Pull every line containing the word "Growth" from the records.

▶ [Extracted records]
::::
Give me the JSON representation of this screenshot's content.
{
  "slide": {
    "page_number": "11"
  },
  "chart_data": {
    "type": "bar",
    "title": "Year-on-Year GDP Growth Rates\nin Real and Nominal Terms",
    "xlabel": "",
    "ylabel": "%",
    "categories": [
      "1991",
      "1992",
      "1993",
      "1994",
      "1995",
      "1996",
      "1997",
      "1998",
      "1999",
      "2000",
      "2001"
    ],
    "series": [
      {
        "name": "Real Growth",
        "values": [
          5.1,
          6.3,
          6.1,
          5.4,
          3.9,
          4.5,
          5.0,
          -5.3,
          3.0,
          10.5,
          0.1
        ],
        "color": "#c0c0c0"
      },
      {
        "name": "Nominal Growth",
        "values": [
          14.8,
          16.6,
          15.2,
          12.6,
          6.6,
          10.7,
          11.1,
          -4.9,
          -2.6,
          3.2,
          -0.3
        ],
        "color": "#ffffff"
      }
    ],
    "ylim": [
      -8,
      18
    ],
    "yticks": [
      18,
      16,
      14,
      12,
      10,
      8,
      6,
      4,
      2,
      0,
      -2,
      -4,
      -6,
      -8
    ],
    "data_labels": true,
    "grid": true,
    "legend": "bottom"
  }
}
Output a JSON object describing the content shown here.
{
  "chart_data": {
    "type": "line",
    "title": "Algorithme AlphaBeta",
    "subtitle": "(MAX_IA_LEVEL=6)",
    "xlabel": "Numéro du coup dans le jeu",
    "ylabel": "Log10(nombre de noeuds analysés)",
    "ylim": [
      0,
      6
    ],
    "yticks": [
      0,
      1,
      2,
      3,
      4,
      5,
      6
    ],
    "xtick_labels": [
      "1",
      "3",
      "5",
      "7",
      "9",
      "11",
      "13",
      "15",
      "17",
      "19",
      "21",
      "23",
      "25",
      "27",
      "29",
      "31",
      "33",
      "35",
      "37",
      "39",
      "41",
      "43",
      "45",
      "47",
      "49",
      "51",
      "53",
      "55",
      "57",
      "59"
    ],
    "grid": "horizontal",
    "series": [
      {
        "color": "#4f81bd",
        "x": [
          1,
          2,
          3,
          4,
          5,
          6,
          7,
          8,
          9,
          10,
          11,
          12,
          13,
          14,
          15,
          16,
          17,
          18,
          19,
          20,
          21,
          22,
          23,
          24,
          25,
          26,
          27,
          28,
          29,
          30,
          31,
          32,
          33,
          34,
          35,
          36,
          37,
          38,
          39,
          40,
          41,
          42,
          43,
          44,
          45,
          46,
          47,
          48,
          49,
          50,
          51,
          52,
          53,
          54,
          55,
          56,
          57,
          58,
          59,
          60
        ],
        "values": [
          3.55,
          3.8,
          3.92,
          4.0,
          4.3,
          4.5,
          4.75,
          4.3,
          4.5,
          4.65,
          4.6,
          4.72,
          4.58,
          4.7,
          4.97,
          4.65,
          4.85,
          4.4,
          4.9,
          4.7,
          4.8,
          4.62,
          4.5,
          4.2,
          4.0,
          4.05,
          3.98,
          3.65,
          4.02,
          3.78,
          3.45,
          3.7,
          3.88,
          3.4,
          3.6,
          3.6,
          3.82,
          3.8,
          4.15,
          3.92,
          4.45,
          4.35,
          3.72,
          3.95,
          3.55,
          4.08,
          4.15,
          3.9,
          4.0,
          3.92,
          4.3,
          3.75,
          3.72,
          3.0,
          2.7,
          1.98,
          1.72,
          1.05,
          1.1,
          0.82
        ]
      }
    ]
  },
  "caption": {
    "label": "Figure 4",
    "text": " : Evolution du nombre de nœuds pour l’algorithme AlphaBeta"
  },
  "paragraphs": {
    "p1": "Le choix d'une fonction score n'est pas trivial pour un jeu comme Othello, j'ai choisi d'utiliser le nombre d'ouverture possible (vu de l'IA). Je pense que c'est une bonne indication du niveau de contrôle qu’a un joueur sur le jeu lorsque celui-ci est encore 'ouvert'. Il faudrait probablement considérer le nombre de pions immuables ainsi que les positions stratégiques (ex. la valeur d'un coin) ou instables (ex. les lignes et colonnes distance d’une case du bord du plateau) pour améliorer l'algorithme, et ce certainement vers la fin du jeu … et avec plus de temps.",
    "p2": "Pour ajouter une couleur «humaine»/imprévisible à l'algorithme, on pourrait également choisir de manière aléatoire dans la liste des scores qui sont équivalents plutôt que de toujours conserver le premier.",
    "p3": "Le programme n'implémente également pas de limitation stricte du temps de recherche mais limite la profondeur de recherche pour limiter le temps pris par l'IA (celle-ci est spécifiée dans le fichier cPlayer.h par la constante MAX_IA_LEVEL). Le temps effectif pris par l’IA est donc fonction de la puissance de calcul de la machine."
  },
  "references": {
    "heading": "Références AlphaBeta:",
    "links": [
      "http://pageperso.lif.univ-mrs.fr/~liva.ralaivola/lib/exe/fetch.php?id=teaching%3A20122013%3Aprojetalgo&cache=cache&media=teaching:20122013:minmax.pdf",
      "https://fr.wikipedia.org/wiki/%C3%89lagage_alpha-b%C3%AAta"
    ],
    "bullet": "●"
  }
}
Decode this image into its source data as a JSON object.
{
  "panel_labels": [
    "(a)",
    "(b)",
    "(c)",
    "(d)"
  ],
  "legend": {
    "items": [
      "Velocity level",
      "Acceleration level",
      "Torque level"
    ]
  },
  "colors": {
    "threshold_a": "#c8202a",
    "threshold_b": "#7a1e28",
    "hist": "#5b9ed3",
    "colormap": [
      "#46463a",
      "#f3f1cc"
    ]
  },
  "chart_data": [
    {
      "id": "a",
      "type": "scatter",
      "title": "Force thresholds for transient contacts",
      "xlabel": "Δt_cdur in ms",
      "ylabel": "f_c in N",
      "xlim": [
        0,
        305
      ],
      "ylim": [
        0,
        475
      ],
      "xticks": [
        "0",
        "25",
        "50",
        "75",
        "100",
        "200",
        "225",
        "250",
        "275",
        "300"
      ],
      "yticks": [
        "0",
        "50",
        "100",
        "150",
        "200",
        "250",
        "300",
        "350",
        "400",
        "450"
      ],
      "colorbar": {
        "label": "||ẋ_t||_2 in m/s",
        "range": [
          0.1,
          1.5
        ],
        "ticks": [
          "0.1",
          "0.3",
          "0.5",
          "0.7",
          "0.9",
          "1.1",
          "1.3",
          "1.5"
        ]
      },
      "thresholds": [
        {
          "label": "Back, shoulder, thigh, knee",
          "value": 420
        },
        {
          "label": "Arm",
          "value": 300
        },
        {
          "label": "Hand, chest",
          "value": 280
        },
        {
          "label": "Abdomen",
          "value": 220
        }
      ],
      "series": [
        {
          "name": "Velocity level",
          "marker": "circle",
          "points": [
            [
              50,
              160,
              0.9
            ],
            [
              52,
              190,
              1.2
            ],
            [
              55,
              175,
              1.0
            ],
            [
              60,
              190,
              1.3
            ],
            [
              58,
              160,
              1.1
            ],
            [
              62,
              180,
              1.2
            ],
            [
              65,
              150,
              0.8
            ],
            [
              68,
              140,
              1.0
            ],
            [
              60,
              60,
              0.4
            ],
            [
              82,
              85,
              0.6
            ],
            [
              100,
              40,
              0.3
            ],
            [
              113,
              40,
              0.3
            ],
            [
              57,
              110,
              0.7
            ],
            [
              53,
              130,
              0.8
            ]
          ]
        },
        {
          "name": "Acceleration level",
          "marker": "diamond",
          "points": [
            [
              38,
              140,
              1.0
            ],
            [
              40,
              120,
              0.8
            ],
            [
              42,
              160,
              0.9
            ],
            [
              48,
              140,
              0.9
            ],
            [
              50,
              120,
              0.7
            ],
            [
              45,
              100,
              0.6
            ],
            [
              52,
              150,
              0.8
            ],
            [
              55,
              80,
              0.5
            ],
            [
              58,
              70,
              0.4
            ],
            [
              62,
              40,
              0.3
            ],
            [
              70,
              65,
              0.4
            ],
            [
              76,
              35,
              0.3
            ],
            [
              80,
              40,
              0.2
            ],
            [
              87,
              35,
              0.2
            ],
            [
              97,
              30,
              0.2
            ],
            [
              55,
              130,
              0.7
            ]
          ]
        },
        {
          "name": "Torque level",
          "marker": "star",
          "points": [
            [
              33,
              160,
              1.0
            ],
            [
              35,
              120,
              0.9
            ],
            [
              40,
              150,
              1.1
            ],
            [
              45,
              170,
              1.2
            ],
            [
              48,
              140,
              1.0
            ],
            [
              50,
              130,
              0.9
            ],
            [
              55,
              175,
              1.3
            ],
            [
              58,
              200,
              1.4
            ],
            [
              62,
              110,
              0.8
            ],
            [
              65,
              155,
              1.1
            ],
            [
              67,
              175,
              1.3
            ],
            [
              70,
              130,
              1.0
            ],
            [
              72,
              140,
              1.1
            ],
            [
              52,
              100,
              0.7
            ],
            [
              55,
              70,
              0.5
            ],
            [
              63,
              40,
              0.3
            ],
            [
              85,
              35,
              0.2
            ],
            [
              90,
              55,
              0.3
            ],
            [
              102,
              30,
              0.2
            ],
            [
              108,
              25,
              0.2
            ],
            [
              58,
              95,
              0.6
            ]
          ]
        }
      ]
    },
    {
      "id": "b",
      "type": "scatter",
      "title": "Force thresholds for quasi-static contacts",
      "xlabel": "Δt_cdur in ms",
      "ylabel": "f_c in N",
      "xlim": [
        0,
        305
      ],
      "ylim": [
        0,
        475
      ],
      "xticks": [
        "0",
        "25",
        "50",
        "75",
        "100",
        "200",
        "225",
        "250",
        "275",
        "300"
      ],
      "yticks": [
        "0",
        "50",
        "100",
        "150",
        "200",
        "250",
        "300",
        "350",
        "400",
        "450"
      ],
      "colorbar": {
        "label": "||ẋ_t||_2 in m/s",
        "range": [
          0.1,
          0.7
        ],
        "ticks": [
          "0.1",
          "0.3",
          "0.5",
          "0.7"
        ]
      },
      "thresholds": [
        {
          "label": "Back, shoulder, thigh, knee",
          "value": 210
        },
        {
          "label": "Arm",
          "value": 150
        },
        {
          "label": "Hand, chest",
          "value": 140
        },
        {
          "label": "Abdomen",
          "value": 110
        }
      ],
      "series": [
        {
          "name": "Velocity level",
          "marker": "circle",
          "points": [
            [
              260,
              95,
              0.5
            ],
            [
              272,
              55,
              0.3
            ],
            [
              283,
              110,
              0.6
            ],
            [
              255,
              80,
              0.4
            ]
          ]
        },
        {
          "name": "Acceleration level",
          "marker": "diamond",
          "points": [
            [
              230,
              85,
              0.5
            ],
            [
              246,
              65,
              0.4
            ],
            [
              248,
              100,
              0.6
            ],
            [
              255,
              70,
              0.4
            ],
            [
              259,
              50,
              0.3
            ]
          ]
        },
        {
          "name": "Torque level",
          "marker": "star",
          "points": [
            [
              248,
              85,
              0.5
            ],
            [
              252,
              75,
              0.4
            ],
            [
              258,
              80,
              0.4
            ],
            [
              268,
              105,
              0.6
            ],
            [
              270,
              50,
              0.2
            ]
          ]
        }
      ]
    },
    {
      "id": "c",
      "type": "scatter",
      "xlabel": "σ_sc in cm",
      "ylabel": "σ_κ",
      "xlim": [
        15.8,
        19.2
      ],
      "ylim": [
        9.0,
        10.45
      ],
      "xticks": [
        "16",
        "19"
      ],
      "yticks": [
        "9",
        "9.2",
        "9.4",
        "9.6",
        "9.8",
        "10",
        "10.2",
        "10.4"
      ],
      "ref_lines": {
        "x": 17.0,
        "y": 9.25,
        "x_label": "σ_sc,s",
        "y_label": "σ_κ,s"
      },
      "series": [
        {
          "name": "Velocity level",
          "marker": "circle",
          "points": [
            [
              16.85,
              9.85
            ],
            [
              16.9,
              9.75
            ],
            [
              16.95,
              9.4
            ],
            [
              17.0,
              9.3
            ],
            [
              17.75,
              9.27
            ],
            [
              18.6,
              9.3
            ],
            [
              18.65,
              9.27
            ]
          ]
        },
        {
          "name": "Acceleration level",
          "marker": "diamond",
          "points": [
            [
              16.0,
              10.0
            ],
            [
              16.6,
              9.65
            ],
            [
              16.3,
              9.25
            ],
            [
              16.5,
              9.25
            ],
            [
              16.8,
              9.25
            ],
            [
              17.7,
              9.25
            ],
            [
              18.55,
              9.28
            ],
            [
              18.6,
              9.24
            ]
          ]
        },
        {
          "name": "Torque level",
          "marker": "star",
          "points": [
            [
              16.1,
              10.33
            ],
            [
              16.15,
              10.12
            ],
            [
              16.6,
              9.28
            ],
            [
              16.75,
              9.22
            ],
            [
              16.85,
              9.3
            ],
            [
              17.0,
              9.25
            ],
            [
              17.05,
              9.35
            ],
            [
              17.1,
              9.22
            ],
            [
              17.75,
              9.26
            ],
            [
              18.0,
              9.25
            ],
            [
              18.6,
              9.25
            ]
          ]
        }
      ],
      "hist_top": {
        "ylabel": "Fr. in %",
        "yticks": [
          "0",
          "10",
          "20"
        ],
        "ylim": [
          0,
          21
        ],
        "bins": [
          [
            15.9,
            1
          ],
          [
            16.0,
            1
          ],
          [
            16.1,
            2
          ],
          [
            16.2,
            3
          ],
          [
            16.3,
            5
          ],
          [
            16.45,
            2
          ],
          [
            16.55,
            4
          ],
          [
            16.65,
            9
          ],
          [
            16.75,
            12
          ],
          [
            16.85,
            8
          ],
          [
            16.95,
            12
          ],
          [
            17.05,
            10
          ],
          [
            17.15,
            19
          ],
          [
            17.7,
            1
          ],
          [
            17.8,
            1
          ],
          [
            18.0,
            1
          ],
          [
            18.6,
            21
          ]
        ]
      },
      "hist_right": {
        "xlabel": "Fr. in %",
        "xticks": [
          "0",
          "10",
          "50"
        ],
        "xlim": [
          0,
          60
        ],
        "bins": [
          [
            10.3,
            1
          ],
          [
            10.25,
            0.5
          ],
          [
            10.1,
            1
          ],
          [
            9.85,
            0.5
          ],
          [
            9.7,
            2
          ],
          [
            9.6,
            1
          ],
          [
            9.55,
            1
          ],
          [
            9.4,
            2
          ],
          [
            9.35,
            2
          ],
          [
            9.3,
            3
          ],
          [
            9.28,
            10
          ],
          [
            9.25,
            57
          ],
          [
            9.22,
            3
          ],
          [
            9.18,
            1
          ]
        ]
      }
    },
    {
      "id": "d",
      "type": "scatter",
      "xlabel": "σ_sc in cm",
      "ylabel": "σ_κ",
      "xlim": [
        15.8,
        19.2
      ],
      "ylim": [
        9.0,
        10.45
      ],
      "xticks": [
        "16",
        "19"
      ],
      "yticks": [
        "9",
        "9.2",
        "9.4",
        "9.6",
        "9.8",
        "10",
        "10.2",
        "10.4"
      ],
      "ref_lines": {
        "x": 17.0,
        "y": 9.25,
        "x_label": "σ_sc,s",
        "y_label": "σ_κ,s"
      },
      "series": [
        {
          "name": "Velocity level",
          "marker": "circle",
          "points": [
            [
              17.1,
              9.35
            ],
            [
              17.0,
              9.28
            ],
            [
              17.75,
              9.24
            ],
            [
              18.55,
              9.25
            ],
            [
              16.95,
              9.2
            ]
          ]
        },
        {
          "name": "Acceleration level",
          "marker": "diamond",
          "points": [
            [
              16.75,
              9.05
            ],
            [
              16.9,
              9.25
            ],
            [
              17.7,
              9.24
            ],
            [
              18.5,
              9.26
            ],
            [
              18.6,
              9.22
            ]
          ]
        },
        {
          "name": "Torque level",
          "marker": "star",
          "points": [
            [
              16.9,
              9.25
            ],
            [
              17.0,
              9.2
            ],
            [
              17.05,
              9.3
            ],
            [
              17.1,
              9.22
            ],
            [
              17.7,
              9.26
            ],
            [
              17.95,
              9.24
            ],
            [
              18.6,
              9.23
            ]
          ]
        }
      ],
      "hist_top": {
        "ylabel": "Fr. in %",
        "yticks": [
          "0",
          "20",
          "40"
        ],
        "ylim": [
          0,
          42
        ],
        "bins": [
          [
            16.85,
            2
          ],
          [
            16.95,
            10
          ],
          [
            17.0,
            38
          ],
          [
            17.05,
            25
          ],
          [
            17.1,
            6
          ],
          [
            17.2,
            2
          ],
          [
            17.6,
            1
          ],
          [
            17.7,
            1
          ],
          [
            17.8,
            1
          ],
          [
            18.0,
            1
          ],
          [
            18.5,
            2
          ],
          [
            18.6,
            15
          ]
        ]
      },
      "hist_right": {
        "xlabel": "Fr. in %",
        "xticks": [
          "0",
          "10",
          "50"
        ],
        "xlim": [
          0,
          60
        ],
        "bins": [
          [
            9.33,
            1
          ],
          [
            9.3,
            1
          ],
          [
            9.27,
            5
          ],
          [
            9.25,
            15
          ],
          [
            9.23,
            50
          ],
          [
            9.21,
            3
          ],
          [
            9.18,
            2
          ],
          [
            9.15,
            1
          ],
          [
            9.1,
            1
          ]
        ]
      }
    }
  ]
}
::::
▶ [The output]
    "title": "Year-on-Year GDP Growth Rates\nin Real and Nominal Terms",
        "name": "Real Growth",
        "name": "Nominal Growth",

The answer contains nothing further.